Data items
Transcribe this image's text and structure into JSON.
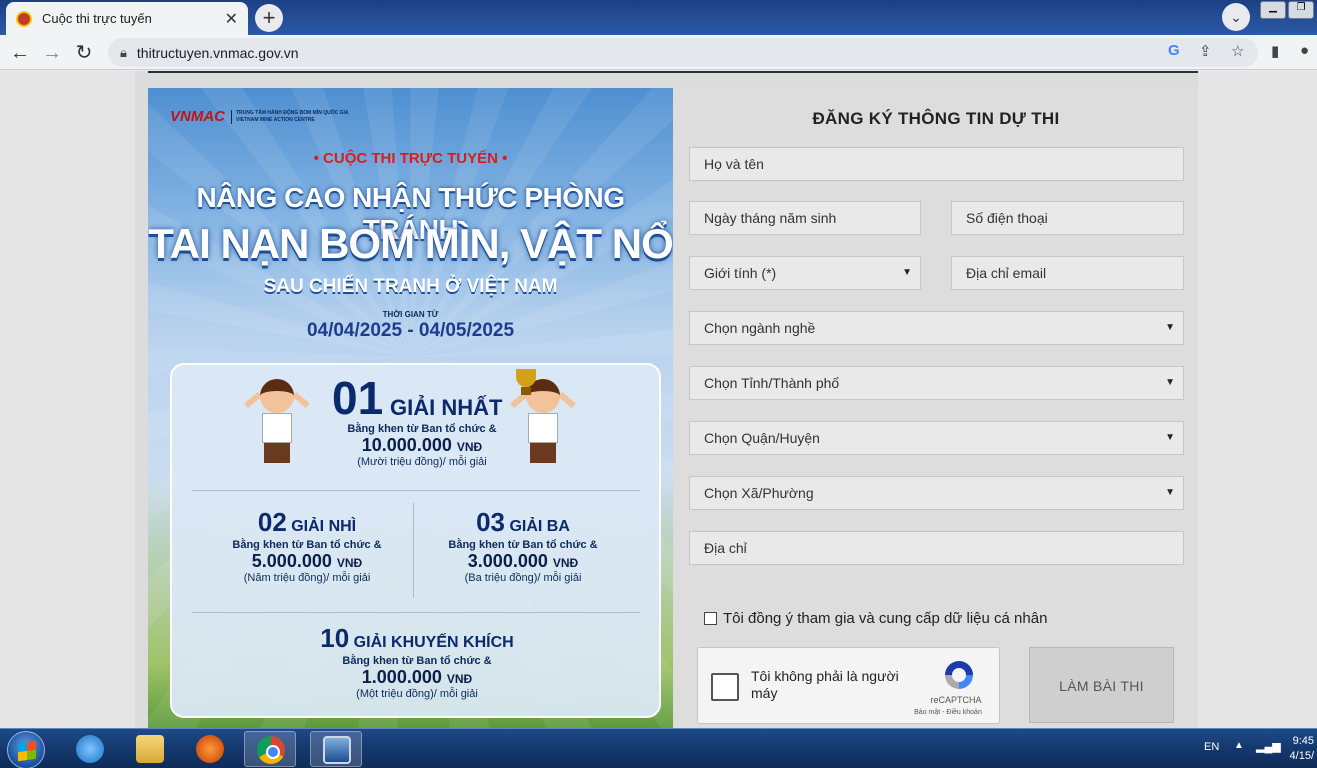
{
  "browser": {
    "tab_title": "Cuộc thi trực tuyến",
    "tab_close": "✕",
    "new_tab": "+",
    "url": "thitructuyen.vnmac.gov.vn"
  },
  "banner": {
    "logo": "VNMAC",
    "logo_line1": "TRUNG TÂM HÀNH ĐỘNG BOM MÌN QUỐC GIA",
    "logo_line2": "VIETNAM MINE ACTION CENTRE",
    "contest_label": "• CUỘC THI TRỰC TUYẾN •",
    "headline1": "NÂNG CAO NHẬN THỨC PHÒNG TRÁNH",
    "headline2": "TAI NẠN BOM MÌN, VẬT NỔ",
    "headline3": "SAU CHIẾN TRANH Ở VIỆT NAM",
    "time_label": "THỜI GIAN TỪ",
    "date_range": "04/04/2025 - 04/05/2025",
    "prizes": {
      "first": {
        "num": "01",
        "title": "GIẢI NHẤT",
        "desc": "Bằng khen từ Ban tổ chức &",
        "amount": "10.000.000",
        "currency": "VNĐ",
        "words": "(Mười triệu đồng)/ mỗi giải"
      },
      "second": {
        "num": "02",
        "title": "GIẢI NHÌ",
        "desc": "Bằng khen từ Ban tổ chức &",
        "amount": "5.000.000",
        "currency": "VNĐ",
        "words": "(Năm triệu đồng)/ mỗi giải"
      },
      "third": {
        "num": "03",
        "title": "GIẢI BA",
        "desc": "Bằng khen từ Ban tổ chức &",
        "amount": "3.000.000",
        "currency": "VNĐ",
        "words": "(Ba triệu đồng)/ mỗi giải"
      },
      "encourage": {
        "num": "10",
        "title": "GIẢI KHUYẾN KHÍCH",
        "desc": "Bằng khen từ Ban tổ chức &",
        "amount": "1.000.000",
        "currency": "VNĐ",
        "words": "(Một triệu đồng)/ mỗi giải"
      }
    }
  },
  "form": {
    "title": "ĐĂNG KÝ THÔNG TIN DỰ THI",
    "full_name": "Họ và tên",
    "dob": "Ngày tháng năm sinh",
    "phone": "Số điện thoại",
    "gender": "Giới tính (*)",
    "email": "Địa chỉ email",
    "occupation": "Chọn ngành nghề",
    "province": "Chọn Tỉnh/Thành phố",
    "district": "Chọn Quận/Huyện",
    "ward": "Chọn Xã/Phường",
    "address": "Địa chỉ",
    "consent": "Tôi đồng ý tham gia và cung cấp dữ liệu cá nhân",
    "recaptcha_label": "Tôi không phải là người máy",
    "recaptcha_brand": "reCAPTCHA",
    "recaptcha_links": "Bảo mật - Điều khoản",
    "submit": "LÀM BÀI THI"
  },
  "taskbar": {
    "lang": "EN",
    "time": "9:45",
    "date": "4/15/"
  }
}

---

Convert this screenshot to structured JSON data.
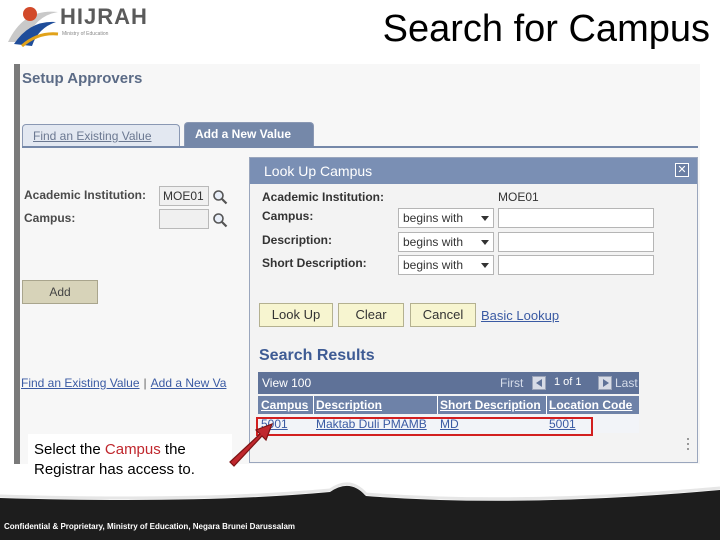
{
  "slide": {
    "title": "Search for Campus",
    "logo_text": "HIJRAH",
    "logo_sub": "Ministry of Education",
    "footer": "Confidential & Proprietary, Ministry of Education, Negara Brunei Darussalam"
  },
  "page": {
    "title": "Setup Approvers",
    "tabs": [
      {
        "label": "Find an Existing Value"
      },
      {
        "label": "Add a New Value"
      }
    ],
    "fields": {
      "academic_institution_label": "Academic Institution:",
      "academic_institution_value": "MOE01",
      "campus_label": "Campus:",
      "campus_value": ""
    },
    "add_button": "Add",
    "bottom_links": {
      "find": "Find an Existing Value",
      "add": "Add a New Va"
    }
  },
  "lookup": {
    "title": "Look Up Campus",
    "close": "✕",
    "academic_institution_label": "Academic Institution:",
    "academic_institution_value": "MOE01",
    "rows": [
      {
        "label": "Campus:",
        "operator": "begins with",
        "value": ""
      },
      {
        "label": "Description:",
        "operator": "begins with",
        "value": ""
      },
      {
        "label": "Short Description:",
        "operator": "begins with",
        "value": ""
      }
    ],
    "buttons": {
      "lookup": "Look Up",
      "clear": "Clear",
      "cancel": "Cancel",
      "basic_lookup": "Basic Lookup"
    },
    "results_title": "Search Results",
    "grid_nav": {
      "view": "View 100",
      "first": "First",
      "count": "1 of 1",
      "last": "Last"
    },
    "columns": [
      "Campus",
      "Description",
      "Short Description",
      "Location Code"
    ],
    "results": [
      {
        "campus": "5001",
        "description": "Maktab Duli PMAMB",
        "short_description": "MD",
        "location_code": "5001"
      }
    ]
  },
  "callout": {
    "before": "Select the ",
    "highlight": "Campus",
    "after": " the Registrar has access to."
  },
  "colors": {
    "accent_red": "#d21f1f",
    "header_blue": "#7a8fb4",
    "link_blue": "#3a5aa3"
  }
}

**Directive**
Copy every line of the listing that includes the string "Search".

**Exercise output**
    "title": "Search for Campus",
    "results_title": "Search Results",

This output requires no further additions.